> THE REQUEST: Each entry needs to be restated exactly as written.

Stored items

- - - - -

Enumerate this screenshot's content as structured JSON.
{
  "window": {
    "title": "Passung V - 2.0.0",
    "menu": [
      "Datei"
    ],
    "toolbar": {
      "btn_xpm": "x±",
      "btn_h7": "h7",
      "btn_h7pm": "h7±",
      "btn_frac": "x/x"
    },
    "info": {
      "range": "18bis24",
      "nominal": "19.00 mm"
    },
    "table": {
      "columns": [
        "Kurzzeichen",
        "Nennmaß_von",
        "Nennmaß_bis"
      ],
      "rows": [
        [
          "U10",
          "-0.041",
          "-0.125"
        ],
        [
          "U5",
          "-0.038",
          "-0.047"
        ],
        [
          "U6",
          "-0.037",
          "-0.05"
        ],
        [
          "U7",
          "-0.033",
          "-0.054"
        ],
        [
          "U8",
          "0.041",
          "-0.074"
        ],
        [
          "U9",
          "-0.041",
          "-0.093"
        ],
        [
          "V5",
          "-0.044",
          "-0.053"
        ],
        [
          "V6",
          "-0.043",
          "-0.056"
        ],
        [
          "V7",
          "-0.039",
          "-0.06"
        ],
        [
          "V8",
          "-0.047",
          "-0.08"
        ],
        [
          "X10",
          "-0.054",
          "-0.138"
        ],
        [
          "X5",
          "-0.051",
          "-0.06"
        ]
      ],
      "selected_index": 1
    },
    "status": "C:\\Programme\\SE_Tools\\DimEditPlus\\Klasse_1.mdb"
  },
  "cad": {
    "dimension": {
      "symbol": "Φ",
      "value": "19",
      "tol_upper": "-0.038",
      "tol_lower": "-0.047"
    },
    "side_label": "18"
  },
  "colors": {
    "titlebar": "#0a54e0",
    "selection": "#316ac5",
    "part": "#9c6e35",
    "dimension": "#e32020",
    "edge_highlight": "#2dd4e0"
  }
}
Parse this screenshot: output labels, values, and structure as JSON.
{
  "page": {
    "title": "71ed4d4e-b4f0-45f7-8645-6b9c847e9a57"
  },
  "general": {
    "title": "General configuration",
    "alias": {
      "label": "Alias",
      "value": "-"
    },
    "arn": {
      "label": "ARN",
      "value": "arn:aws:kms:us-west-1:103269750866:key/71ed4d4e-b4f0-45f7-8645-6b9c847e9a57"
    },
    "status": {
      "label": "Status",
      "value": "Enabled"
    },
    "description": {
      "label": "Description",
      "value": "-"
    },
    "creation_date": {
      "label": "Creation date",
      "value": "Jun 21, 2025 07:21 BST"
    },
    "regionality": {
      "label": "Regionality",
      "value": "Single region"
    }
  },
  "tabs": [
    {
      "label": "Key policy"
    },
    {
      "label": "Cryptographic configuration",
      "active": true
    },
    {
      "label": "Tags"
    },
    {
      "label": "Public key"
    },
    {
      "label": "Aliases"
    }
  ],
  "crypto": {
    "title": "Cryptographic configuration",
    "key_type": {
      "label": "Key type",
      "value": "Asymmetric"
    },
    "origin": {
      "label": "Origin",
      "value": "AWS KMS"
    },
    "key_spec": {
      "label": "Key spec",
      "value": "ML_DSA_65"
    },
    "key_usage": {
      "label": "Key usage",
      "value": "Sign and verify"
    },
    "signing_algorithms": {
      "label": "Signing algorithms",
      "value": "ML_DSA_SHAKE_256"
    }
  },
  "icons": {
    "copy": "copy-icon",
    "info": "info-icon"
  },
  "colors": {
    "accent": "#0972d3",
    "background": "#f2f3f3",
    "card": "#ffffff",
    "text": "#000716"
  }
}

- - - - -

> TASK SOLUTION:
Enumerate this screenshot's content as structured JSON.
{
  "window": {
    "title": "Passung V - 2.0.0",
    "menu": [
      "Datei"
    ],
    "toolbar": {
      "btn_xpm": "x±",
      "btn_h7": "h7",
      "btn_h7pm": "h7±",
      "btn_frac": "x/x"
    },
    "info": {
      "range": "18bis24",
      "nominal": "19.00 mm"
    },
    "table": {
      "columns": [
        "Kurzzeichen",
        "Nennmaß_von",
        "Nennmaß_bis"
      ],
      "rows": [
        [
          "U10",
          "-0.041",
          "-0.125"
        ],
        [
          "U5",
          "-0.038",
          "-0.047"
        ],
        [
          "U6",
          "-0.037",
          "-0.05"
        ],
        [
          "U7",
          "-0.033",
          "-0.054"
        ],
        [
          "U8",
          "0.041",
          "-0.074"
        ],
        [
          "U9",
          "-0.041",
          "-0.093"
        ],
        [
          "V5",
          "-0.044",
          "-0.053"
        ],
        [
          "V6",
          "-0.043",
          "-0.056"
        ],
        [
          "V7",
          "-0.039",
          "-0.06"
        ],
        [
          "V8",
          "-0.047",
          "-0.08"
        ],
        [
          "X10",
          "-0.054",
          "-0.138"
        ],
        [
          "X5",
          "-0.051",
          "-0.06"
        ]
      ],
      "selected_index": 1
    },
    "status": "C:\\Programme\\SE_Tools\\DimEditPlus\\Klasse_1.mdb"
  },
  "cad": {
    "dimension": {
      "symbol": "Φ",
      "value": "19",
      "tol_upper": "-0.038",
      "tol_lower": "-0.047"
    },
    "side_label": "18"
  },
  "colors": {
    "titlebar": "#0a54e0",
    "selection": "#316ac5",
    "part": "#9c6e35",
    "dimension": "#e32020",
    "edge_highlight": "#2dd4e0"
  }
}
Parse this screenshot: output labels, values, and structure as JSON.
{
  "page": {
    "title": "71ed4d4e-b4f0-45f7-8645-6b9c847e9a57"
  },
  "general": {
    "title": "General configuration",
    "alias": {
      "label": "Alias",
      "value": "-"
    },
    "arn": {
      "label": "ARN",
      "value": "arn:aws:kms:us-west-1:103269750866:key/71ed4d4e-b4f0-45f7-8645-6b9c847e9a57"
    },
    "status": {
      "label": "Status",
      "value": "Enabled"
    },
    "description": {
      "label": "Description",
      "value": "-"
    },
    "creation_date": {
      "label": "Creation date",
      "value": "Jun 21, 2025 07:21 BST"
    },
    "regionality": {
      "label": "Regionality",
      "value": "Single region"
    }
  },
  "tabs": [
    {
      "label": "Key policy"
    },
    {
      "label": "Cryptographic configuration",
      "active": true
    },
    {
      "label": "Tags"
    },
    {
      "label": "Public key"
    },
    {
      "label": "Aliases"
    }
  ],
  "crypto": {
    "title": "Cryptographic configuration",
    "key_type": {
      "label": "Key type",
      "value": "Asymmetric"
    },
    "origin": {
      "label": "Origin",
      "value": "AWS KMS"
    },
    "key_spec": {
      "label": "Key spec",
      "value": "ML_DSA_65"
    },
    "key_usage": {
      "label": "Key usage",
      "value": "Sign and verify"
    },
    "signing_algorithms": {
      "label": "Signing algorithms",
      "value": "ML_DSA_SHAKE_256"
    }
  },
  "icons": {
    "copy": "copy-icon",
    "info": "info-icon"
  },
  "colors": {
    "accent": "#0972d3",
    "background": "#f2f3f3",
    "card": "#ffffff",
    "text": "#000716"
  }
}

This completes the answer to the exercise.